━━ Records supplied ━━

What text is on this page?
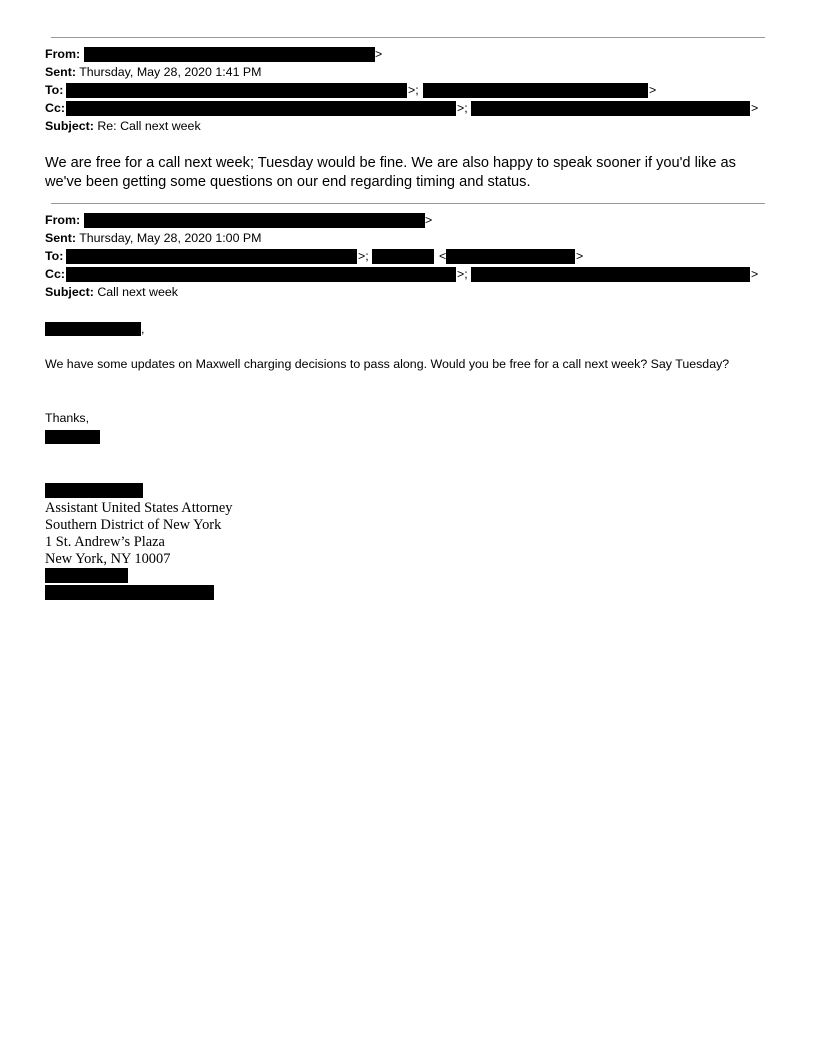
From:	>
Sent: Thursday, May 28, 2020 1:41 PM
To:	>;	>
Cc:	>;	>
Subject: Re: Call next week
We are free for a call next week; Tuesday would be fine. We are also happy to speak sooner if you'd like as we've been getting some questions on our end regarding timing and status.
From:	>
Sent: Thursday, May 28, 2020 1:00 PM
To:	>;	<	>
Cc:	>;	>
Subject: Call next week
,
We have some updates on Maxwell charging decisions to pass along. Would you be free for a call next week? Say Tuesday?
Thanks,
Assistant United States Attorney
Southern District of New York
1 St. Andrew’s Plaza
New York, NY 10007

━━━
━━ Records supplied ━━

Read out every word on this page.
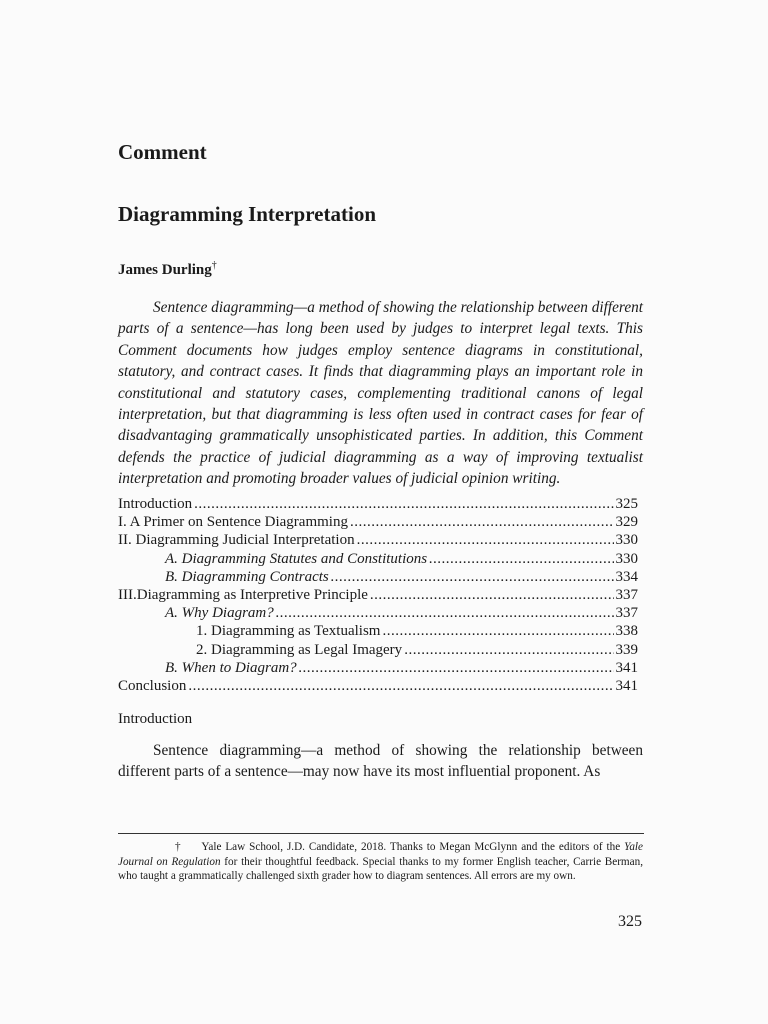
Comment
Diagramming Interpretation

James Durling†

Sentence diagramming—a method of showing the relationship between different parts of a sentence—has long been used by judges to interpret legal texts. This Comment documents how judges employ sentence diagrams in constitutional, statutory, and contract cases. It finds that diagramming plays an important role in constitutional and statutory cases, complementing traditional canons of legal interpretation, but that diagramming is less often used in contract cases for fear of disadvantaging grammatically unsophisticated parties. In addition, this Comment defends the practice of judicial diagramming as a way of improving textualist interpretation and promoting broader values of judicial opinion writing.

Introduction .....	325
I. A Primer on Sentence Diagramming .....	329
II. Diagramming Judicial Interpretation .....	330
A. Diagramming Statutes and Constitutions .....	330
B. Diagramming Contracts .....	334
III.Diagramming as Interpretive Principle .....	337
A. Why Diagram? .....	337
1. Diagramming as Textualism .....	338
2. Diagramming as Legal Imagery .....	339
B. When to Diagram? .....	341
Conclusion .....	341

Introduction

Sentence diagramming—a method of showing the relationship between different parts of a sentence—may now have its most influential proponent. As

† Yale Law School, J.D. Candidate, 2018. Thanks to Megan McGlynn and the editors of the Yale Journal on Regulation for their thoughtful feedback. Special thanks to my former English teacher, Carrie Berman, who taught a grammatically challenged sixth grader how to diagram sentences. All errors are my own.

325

━━━
━━ Records supplied ━━

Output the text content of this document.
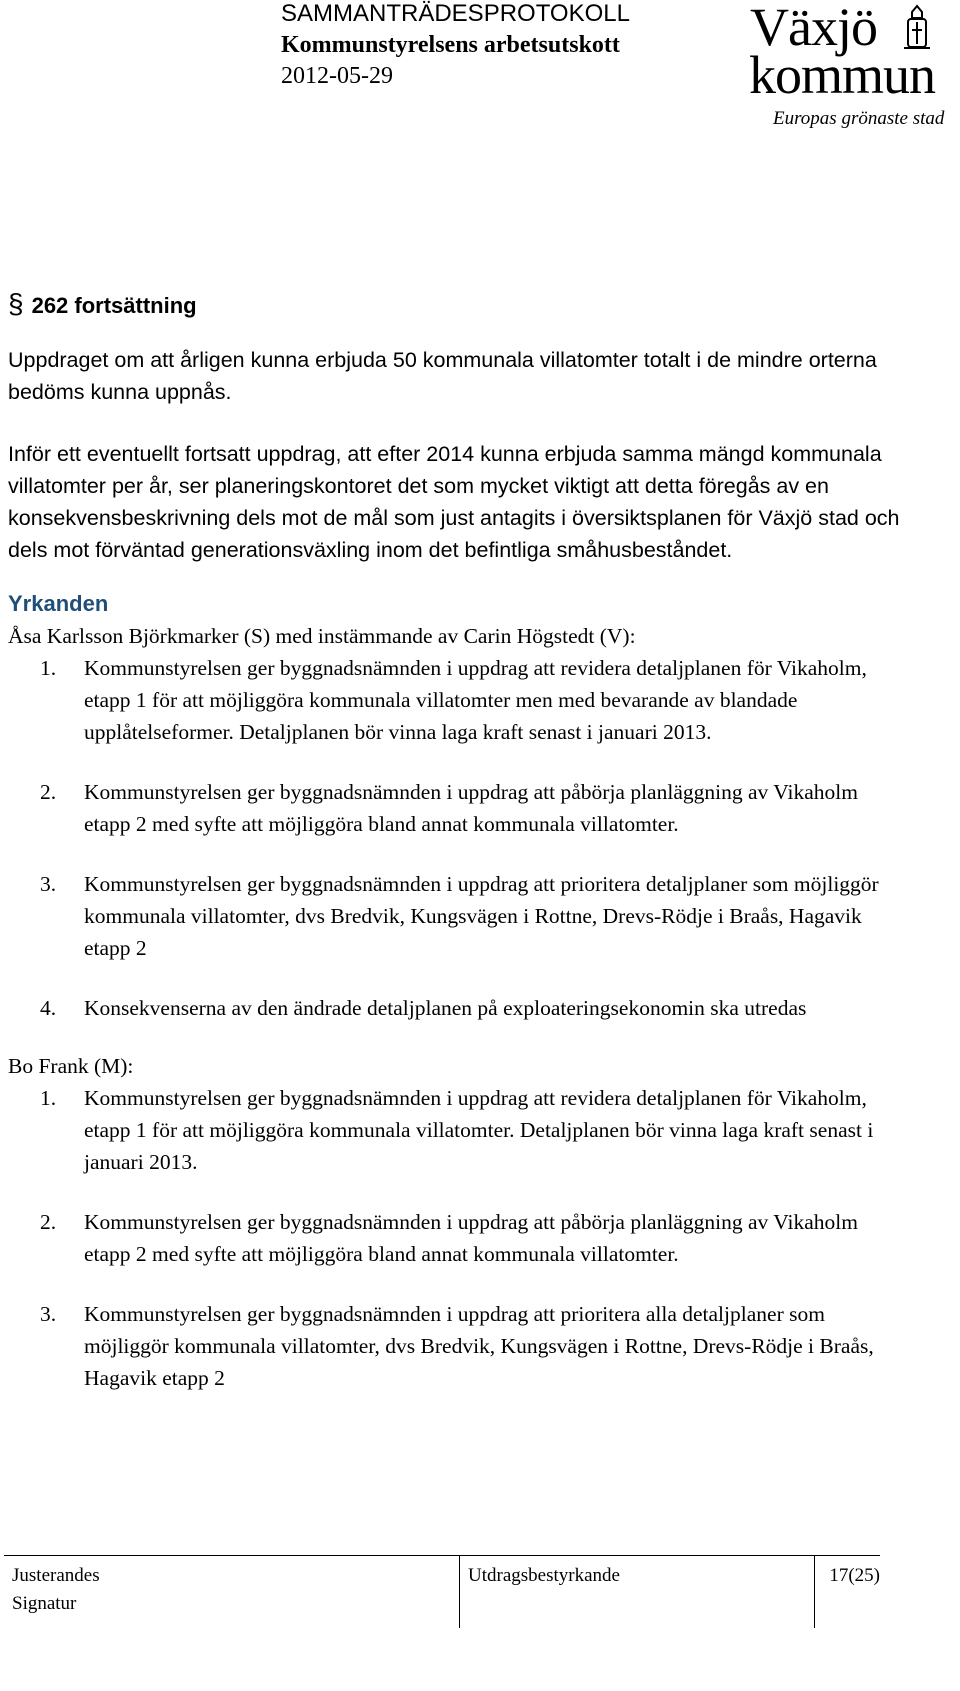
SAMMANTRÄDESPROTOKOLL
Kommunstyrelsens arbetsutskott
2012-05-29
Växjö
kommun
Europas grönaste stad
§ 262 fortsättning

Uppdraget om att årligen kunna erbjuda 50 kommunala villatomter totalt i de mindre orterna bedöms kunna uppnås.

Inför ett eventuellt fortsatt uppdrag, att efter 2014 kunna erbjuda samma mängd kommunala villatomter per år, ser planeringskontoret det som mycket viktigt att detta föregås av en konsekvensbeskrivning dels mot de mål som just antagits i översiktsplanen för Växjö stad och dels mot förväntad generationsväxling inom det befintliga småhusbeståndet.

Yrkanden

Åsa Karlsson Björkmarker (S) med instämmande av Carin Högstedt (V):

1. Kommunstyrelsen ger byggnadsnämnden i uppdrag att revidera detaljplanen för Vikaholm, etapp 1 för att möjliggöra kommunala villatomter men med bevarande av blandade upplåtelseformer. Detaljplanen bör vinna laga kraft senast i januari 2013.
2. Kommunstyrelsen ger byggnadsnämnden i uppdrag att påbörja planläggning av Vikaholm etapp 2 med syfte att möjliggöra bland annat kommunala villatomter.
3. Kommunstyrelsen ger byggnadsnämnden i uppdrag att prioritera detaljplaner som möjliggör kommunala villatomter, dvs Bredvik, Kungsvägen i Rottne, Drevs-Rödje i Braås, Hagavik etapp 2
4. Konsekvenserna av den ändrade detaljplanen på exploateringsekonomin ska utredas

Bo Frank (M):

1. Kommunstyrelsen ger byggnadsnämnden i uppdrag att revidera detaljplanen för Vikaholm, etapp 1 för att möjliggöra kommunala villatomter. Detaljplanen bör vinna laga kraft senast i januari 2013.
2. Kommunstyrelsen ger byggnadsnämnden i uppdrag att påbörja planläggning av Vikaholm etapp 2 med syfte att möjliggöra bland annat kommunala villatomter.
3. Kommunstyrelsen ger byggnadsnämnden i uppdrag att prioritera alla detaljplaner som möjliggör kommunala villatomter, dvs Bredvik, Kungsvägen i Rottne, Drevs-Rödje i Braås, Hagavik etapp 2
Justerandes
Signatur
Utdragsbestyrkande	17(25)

━━━

_What you will do_
Copy out each line of the entries that holds "have".

_Output below_
We have some updates on Maxwell charging decisions to pass along. Would you be free for a call next week? Say Tuesday?
Sentence diagramming—a method of showing the relationship between different parts of a sentence—may now have its most influential proponent. As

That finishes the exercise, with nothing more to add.